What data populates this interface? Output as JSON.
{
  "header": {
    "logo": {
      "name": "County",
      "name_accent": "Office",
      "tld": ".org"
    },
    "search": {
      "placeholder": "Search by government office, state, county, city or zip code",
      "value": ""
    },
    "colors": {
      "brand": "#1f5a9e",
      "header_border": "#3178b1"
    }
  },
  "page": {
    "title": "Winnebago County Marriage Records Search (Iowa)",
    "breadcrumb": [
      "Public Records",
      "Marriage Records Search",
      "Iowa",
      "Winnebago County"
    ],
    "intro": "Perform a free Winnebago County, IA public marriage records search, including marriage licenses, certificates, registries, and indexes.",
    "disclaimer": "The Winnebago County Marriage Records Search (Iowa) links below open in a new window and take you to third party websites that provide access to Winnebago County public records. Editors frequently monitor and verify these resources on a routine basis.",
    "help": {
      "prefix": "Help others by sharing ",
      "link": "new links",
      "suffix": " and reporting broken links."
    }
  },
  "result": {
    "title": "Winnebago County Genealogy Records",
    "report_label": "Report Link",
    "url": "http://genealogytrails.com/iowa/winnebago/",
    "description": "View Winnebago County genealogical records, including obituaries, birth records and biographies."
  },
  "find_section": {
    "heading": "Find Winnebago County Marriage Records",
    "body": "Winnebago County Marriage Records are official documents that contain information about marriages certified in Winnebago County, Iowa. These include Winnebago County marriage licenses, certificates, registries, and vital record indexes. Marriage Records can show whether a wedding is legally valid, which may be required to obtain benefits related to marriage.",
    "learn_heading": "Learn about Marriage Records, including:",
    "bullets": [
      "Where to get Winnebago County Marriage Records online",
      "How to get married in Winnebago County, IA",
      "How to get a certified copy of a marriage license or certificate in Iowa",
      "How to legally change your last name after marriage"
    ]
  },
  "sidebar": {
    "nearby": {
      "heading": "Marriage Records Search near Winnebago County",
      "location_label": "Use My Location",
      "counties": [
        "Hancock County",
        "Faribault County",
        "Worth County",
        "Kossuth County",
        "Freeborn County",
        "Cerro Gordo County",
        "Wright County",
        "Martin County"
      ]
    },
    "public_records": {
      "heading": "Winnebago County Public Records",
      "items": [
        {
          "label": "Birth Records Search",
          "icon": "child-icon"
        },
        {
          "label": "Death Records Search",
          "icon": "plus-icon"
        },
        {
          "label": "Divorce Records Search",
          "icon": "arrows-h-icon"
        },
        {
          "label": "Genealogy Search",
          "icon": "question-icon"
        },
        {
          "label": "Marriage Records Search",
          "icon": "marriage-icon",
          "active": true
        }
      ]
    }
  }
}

———

§ Problem details:
Pick out the lines that contain "legally" and copy them.

§ The answer:
    "body": "Winnebago County Marriage Records are official documents that contain information about marriages certified in Winnebago County, Iowa. These include Winnebago County marriage licenses, certificates, registries, and vital record indexes. Marriage Records can show whether a wedding is legally valid, which may be required to obtain benefits related to marriage.",
      "How to legally change your last name after marriage"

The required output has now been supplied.